**Provided data:**
________________________________________
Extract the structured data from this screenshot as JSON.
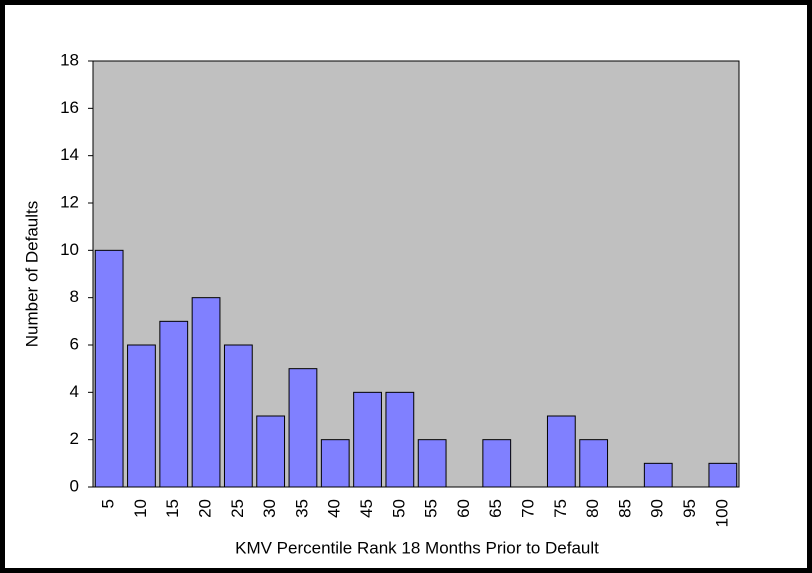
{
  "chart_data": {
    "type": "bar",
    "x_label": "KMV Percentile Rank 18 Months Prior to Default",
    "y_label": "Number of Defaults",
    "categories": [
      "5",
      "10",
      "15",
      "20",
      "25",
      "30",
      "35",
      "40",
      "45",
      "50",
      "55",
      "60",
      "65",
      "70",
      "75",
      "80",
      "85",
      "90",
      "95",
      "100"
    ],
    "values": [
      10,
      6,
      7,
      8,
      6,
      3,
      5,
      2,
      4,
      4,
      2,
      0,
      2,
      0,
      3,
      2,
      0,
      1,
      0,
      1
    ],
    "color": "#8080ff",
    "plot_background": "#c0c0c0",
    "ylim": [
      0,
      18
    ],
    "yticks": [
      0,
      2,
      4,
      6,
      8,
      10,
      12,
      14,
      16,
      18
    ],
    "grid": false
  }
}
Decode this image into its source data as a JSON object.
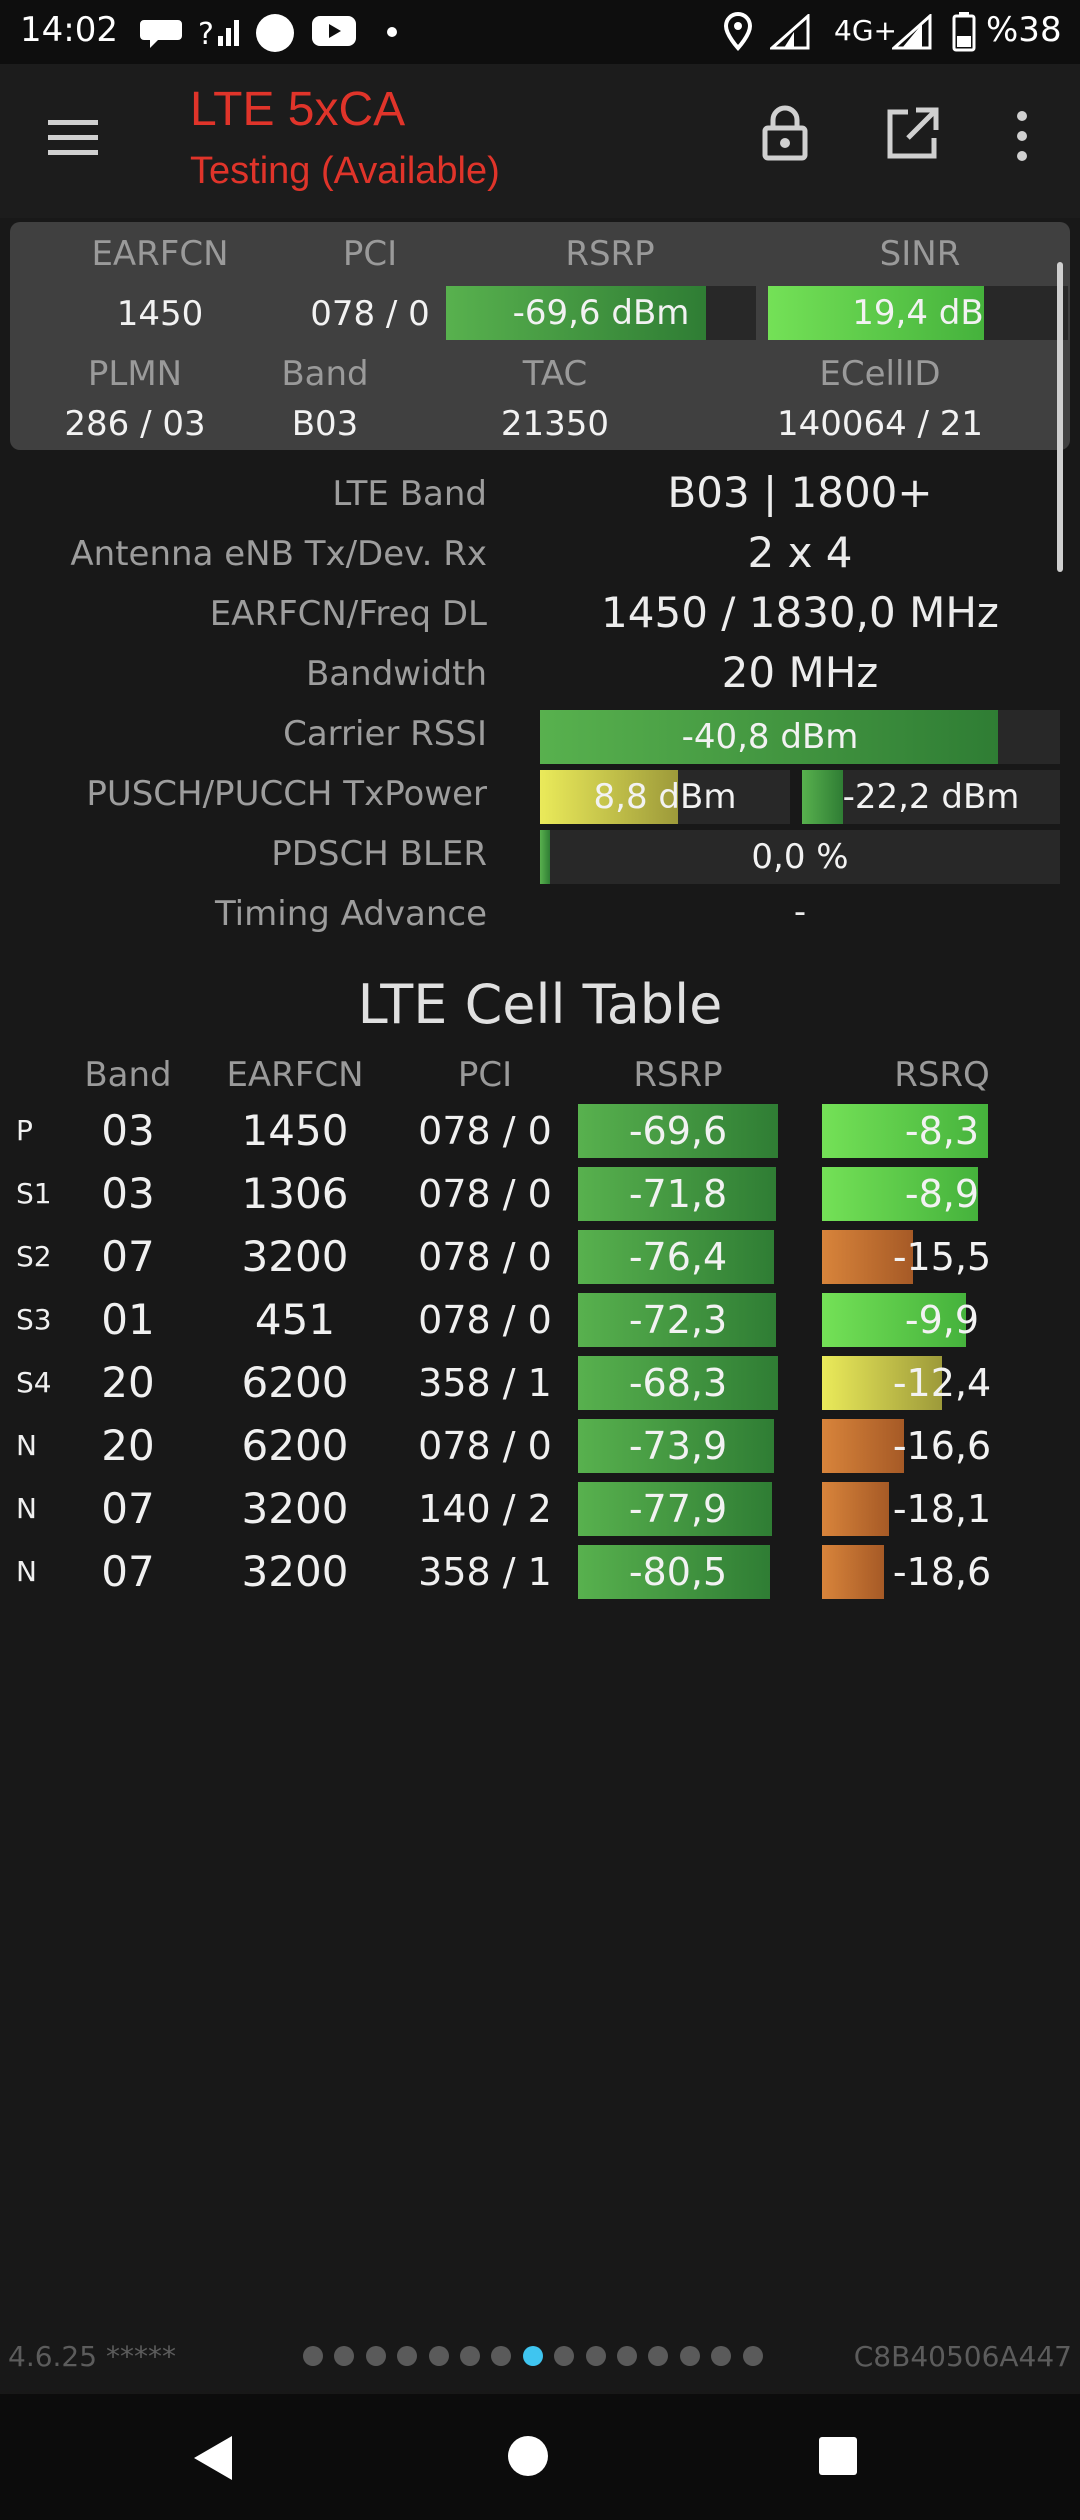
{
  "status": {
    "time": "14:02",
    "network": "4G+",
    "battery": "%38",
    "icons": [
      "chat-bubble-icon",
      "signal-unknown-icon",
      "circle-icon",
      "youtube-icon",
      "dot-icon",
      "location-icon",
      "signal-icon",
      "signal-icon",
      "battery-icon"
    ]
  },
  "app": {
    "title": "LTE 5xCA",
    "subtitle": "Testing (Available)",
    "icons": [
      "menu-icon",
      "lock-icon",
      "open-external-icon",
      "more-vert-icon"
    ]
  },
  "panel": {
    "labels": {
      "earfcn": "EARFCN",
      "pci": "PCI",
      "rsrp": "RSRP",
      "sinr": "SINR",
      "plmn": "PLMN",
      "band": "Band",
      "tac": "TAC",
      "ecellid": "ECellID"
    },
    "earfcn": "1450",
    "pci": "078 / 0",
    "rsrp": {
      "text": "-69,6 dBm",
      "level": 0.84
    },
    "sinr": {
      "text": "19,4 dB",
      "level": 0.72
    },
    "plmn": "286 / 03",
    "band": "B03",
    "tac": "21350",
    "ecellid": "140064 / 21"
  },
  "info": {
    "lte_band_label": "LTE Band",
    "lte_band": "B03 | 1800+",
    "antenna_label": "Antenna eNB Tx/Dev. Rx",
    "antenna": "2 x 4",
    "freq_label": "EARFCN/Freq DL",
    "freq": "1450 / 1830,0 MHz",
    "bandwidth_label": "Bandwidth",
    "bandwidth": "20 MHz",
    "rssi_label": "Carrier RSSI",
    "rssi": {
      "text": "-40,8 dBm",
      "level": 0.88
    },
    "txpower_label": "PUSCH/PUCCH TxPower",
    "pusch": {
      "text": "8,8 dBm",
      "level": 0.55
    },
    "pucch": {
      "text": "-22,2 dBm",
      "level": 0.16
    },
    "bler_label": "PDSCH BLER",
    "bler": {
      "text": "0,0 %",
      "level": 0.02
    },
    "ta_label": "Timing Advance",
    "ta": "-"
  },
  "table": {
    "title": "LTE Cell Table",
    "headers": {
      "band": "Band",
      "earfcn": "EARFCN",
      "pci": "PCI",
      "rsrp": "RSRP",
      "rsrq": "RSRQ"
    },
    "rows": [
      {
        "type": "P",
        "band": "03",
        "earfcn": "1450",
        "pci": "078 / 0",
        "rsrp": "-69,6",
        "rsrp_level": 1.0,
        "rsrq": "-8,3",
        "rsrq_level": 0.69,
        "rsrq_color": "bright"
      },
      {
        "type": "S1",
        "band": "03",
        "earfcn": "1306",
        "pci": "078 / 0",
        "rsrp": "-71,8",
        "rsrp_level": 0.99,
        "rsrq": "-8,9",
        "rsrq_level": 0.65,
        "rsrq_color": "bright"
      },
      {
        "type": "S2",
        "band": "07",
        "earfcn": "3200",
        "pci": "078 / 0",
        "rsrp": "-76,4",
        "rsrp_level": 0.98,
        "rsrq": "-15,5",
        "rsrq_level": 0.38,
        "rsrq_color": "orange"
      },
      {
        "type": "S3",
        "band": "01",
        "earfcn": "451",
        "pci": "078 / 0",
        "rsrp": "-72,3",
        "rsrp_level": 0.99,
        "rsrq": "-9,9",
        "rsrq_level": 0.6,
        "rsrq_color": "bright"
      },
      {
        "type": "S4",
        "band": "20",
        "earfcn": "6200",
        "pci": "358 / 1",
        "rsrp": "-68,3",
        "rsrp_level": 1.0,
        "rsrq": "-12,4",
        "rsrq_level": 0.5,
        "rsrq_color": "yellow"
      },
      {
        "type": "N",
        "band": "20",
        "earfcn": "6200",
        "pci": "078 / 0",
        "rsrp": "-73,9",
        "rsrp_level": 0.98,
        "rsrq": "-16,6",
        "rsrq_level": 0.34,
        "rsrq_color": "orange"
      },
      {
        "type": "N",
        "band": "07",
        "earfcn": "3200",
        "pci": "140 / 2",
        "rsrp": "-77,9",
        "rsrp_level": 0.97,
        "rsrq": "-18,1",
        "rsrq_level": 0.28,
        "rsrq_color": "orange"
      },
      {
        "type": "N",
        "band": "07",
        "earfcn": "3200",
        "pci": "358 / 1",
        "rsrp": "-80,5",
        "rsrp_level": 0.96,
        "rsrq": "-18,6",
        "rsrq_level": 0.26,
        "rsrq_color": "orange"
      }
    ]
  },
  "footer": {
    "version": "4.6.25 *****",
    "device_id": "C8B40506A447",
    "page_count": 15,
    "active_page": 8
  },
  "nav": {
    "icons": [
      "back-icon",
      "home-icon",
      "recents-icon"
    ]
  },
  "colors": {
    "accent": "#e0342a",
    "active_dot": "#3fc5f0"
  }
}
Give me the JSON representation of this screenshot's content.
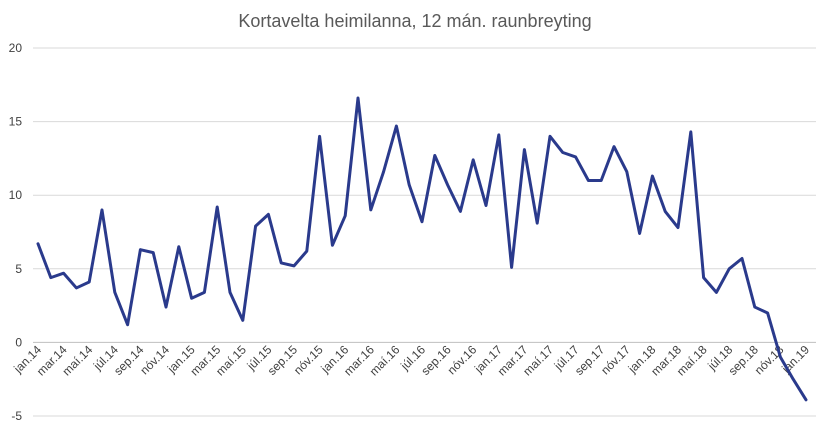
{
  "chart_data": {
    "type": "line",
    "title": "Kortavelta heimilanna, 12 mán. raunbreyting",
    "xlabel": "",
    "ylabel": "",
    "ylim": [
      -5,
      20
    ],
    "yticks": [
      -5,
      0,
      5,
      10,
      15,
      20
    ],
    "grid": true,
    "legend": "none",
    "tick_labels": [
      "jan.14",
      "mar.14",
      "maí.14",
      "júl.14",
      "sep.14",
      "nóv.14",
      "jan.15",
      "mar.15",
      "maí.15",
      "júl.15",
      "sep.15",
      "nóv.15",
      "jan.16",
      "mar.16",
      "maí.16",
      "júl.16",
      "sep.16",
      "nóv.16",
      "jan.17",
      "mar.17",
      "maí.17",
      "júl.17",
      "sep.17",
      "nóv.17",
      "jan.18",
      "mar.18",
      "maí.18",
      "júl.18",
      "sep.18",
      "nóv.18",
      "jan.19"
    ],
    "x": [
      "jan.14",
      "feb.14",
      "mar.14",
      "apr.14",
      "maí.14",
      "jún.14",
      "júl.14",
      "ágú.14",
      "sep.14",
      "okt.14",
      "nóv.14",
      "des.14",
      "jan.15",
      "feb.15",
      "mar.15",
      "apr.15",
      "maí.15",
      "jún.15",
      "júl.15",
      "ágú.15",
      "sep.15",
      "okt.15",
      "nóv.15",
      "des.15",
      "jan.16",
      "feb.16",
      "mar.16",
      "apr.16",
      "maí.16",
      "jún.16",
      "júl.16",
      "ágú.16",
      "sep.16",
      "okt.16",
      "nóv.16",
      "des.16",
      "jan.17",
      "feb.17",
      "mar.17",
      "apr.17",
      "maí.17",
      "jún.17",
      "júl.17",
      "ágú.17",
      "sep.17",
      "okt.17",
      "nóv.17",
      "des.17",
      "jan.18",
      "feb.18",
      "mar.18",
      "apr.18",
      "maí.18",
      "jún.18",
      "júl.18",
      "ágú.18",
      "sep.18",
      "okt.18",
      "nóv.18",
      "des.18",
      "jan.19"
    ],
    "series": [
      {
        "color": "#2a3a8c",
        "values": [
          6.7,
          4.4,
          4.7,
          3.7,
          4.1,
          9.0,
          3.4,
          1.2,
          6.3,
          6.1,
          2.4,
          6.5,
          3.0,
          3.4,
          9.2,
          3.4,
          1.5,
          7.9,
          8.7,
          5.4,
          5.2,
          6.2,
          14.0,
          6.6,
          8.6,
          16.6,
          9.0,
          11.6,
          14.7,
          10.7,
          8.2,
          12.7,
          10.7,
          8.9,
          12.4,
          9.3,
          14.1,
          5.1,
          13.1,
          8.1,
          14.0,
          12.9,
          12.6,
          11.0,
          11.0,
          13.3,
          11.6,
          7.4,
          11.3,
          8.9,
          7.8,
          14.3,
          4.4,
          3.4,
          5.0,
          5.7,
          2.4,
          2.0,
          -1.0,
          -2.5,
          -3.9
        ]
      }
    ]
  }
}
________________________________________
Filter the records, keeping only lines that contain "text", and show those lines.

**Answer to this problem:**
      "text": "-69,6 dBm",
      "text": "19,4 dB",
      "text": "-40,8 dBm",
      "text": "8,8 dBm",
      "text": "-22,2 dBm",
      "text": "0,0 %",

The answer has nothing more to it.